Pull every line with the word "month" out of the entries below.

**Supplied entries:**
§ §

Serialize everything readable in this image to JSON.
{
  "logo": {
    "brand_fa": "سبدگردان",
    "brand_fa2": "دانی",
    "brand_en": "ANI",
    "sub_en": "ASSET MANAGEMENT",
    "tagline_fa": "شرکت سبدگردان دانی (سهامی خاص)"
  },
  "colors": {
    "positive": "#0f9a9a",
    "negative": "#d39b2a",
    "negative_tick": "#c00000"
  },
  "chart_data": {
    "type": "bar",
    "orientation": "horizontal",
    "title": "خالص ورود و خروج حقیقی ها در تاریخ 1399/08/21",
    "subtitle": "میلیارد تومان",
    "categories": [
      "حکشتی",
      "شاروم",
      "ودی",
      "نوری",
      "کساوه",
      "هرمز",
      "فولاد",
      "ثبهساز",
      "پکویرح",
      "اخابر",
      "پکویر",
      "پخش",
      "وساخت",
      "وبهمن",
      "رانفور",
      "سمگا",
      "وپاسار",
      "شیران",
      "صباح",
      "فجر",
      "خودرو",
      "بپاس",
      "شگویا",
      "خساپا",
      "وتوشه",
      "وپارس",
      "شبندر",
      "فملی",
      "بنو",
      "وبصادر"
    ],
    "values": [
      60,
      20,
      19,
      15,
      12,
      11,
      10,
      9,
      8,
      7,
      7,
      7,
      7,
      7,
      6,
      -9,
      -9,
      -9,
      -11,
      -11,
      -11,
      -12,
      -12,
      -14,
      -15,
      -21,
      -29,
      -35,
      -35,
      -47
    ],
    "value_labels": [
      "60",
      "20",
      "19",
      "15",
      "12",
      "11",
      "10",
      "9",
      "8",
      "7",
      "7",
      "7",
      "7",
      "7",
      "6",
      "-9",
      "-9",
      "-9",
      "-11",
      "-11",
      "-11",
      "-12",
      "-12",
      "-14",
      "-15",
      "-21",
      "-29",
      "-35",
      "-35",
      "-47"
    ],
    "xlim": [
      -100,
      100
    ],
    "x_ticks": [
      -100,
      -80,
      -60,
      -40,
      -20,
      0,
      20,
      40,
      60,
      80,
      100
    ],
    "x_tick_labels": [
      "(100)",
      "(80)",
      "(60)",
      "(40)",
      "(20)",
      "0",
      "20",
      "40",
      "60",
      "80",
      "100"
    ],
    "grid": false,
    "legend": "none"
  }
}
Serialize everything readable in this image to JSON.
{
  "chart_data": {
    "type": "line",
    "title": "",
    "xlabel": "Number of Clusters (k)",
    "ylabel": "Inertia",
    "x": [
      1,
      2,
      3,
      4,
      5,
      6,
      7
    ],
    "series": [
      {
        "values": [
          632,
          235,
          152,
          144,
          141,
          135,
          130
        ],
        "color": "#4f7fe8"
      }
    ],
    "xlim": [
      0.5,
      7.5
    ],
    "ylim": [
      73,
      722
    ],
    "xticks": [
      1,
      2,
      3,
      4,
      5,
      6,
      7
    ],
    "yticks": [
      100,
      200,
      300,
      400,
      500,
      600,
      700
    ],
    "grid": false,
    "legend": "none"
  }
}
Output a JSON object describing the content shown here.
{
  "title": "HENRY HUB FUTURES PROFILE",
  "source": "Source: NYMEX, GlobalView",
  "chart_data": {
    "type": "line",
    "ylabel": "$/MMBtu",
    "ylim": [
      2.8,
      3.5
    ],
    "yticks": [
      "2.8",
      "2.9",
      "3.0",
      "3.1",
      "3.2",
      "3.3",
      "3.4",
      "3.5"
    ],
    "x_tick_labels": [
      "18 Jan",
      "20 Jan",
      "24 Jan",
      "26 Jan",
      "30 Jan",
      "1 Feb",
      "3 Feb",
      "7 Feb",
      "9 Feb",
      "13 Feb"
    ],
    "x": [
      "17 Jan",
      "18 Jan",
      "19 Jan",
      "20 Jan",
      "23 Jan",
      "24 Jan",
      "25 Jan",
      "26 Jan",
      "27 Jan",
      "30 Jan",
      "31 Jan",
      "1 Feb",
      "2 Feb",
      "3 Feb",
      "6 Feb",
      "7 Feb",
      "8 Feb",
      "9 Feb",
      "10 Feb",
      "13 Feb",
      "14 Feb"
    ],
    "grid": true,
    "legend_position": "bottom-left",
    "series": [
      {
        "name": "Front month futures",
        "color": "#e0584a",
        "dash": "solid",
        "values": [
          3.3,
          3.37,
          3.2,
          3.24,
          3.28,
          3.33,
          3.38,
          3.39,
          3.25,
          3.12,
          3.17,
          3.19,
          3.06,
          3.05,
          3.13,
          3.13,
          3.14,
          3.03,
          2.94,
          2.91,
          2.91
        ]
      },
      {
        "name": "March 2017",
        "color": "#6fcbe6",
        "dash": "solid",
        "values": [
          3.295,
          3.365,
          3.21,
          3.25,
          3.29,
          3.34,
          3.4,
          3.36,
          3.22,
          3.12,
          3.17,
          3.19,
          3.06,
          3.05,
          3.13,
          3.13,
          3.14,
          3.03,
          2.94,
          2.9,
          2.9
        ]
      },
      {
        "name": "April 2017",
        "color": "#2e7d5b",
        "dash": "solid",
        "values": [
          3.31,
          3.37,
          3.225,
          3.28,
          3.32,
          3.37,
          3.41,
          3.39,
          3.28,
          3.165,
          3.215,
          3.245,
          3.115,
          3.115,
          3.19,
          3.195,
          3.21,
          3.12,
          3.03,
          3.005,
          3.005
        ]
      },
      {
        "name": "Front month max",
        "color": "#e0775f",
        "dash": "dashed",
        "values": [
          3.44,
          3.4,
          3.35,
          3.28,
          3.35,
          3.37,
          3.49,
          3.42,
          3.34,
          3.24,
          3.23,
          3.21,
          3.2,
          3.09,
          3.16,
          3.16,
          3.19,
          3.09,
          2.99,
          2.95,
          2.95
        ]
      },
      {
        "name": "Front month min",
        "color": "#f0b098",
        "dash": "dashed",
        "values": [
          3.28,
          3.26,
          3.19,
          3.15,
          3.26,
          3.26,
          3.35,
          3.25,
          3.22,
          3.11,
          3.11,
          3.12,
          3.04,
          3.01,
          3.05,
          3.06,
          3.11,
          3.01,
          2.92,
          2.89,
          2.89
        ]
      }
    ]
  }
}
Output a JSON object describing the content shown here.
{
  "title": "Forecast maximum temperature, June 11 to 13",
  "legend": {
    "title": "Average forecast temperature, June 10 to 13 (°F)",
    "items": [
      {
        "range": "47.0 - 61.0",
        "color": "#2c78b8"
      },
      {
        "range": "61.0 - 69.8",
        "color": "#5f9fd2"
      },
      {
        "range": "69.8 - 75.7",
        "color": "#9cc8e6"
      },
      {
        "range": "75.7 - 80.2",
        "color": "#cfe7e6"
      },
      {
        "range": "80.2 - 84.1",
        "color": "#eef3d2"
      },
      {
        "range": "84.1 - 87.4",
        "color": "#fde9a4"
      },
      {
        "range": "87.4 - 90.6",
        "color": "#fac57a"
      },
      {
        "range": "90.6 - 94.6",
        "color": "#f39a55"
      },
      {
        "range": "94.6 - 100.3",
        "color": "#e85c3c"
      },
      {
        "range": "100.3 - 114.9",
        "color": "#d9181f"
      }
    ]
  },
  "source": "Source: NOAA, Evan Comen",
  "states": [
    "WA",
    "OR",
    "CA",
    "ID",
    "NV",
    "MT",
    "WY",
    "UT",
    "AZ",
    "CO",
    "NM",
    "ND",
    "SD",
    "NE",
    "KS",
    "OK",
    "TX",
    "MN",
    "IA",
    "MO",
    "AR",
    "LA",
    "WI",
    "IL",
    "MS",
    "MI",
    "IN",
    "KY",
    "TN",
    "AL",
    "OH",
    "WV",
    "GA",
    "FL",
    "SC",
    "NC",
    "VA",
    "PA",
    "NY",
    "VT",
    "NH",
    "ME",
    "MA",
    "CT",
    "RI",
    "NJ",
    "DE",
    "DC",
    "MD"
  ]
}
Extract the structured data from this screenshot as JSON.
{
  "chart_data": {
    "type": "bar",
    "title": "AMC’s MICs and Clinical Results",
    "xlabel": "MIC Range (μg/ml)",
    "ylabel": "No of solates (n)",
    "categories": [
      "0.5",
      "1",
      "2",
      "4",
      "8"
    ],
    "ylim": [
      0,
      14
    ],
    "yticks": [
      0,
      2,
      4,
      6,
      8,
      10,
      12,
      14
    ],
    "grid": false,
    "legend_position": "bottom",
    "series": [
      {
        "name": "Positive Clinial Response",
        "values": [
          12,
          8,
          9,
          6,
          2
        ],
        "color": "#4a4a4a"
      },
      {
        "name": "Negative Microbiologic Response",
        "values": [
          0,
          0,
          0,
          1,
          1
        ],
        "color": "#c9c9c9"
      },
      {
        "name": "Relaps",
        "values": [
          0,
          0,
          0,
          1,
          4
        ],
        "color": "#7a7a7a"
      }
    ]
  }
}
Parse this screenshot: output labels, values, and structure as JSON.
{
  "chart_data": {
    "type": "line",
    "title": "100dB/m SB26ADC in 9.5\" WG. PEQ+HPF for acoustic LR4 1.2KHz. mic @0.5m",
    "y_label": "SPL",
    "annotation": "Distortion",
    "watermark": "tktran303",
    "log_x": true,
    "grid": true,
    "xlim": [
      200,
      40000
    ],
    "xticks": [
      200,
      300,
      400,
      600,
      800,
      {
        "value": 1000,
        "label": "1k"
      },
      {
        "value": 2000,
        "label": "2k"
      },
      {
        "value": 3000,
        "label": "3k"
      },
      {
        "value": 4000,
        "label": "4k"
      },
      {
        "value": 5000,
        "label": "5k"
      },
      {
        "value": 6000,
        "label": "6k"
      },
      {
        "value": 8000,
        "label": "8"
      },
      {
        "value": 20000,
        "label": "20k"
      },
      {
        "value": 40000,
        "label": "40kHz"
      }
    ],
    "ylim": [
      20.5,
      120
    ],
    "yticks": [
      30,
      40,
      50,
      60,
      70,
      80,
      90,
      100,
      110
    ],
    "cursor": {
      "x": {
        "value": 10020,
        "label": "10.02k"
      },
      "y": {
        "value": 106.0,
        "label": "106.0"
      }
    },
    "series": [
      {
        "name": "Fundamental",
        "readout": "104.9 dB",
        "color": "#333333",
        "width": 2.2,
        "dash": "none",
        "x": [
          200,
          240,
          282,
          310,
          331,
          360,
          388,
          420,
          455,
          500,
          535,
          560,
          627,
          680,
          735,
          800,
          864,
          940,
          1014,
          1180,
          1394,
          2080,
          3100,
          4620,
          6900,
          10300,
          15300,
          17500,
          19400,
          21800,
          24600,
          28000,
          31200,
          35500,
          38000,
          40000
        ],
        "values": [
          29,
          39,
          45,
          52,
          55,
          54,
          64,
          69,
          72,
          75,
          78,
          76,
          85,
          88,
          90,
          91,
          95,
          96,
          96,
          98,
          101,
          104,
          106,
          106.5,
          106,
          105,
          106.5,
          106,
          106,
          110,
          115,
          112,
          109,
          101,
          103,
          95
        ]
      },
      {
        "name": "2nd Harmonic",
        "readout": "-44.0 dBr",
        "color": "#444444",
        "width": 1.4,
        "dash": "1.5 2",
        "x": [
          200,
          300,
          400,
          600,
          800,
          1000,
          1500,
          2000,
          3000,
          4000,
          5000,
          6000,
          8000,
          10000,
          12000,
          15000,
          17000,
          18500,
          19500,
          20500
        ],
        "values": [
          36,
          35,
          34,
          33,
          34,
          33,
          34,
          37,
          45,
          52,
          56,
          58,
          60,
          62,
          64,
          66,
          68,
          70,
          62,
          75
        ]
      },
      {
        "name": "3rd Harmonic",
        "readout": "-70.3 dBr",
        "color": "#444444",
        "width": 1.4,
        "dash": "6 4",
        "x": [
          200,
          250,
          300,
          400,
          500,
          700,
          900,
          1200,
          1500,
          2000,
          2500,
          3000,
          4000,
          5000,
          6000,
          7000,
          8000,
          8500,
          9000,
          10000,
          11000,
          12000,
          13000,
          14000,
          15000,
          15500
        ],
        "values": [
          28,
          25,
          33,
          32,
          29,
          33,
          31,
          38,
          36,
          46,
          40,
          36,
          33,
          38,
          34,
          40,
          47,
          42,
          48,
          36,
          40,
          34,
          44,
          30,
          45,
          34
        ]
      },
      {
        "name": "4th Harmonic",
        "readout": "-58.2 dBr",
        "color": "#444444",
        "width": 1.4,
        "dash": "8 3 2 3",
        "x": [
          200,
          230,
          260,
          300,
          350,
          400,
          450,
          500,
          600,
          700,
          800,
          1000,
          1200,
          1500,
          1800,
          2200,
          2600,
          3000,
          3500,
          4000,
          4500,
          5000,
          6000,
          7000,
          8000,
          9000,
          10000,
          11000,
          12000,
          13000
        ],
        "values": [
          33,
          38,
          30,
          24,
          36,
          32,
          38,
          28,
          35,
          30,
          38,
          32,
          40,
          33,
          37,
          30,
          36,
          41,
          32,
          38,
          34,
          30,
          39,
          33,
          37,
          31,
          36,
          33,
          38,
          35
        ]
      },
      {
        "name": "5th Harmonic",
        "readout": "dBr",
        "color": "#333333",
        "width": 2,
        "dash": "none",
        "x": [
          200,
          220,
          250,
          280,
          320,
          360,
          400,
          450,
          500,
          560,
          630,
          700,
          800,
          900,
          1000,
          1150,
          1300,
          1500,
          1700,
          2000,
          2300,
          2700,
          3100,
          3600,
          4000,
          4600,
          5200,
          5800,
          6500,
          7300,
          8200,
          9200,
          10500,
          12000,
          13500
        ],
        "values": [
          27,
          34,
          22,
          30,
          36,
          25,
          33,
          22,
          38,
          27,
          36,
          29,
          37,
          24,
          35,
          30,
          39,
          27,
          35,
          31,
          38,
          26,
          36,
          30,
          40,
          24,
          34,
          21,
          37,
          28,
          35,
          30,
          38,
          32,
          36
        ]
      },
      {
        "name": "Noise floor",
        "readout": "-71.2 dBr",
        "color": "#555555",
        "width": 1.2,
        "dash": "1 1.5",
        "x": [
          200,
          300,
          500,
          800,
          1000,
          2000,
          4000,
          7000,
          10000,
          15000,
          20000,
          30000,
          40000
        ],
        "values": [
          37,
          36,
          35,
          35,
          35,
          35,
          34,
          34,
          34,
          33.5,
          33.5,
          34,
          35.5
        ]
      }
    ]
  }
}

§ §

**Solution to this task:**
        "name": "Front month futures",
        "name": "Front month max",
        "name": "Front month min",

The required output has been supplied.